Start of Passage to read

Food delivery service DoorDash aimed to raise upwards of $2 billion in a stock market debut valuing the startup at more than $25 billion, according to a regulatory filing on Monday.

Delivery of meals and groceries has boomed during the pandemic, with restaurants offering no or limited dine-in options and people fearful of exposure to Covid-19.

The startup was valued at $16 billion during a private funding round in June.

San Francisco-based DoorDash, which competes with GrubHub and Uber Eats, operates a leading online platform connecting people ordering food with those willing to deliver it.

DoorDash plans to sell 33 million shares priced somewhere between $75 and $85 dollars, making the potential maximum tally of the offering slightly more than $2.8 billion.

DoorDash is on track to take in some $2 billion in revenue this year on growing demand during the pandemic, the food delivery startup said in a prior filing.

The startup reported losses totaling $149 million in the first nine months of 2020 on revenues of $1.9 billion as sales more than tripled from the prior year.

"We have a history of net losses, we anticipate increasing expenses in the future," the company said in a filing.

"We have expended and expect to continue to expend substantial financial and other resources on developing our platform... expanding into new markets and geographies, and increasing our sales and marketing efforts."

The startup boasts having more than a million delivery people, referred to as "Dashers," and more than 18 million customers.

It will begin the traditional "road show" of presentations to investors on Monday.

DoorDash has said surveys showed it with a 50 percent share of the US meal delivery market in October, twice as big as the number two service, Uber Eats.

DoorDash co-founder and chief executive Tony Xu said in a filing that the startup fulfills the American dream for his family, which came to the US from China when he was five years old.

"DoorDash exists today to empower those like my mom who came here with a dream to make it on their own," he wrote

The company will make its debut on Wall Street on the New York Stock Exchange under the stock symbol DASH before Christmas.

DoorDash has followed in the footsteps of other tech startups regarding company governance, offering an assortment of share types that will result in co-founder Xu maintaining control.

A slew of tech startups including Airbnb, Roblox and Wish are on track to make Wall Street debuts by the end of this year.

End of Passage to read

Exercise description
Please rewrite the DoorDash article from "The startup was" through "the prior year.", changing "GrubHub" to "Postmates".

Start of Recorded information

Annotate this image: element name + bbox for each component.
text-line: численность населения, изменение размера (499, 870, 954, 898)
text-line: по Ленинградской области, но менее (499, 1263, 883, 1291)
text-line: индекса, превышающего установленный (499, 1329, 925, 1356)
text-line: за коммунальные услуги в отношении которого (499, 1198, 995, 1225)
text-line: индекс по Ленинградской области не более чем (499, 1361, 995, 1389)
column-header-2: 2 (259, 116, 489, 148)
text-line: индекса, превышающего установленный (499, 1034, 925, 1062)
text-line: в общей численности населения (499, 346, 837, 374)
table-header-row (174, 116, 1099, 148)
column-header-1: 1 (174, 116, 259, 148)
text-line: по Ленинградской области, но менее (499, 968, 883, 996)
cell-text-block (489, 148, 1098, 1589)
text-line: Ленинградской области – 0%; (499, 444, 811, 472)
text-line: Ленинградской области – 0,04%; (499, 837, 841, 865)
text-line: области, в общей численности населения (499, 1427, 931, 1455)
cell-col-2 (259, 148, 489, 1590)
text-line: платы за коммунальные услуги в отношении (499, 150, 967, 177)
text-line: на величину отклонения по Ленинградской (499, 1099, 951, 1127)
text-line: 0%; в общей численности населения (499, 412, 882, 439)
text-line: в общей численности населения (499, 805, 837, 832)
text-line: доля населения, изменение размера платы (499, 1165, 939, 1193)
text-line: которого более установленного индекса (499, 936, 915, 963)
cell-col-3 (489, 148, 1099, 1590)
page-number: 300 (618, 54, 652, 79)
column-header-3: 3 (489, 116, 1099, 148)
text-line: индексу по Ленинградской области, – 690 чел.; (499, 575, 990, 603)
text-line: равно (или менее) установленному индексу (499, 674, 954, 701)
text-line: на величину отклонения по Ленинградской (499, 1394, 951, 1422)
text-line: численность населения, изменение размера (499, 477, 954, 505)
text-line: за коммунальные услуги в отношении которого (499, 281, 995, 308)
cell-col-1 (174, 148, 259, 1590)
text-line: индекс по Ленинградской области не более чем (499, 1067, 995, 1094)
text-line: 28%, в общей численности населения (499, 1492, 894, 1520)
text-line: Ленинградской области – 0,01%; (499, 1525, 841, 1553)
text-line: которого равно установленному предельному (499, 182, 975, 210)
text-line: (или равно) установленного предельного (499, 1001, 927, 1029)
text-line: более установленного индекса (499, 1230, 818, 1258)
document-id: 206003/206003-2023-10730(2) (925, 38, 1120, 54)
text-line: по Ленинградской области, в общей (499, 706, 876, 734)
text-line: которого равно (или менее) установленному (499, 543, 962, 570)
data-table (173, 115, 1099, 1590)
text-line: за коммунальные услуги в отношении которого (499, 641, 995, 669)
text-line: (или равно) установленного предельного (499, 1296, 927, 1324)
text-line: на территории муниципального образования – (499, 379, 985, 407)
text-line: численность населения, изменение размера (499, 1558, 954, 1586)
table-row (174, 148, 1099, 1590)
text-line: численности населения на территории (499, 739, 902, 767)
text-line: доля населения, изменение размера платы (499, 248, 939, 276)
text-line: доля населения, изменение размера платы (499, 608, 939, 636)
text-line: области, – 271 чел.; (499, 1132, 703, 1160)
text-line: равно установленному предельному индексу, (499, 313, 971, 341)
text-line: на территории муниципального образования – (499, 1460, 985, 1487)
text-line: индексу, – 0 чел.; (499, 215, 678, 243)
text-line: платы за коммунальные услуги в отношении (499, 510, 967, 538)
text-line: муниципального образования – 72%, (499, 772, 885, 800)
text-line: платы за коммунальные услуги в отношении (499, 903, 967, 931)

End of Recorded information

Response area
The startup was valued at $16 billion during a private funding round in June.

San Francisco-based DoorDash, which competes with Postmates and Uber Eats, operates a leading online platform connecting people ordering food with those willing to deliver it.

DoorDash plans to sell 33 million shares priced somewhere between $75 and $85 dollars, making the potential maximum tally of the offering slightly more than $2.8 billion.

DoorDash is on track to take in some $2 billion in revenue this year on growing demand during the pandemic, the food delivery startup said in a prior filing.

The startup reported losses totaling $149 million in the first nine months of 2020 on revenues of $1.9 billion as sales more than tripled from the prior year.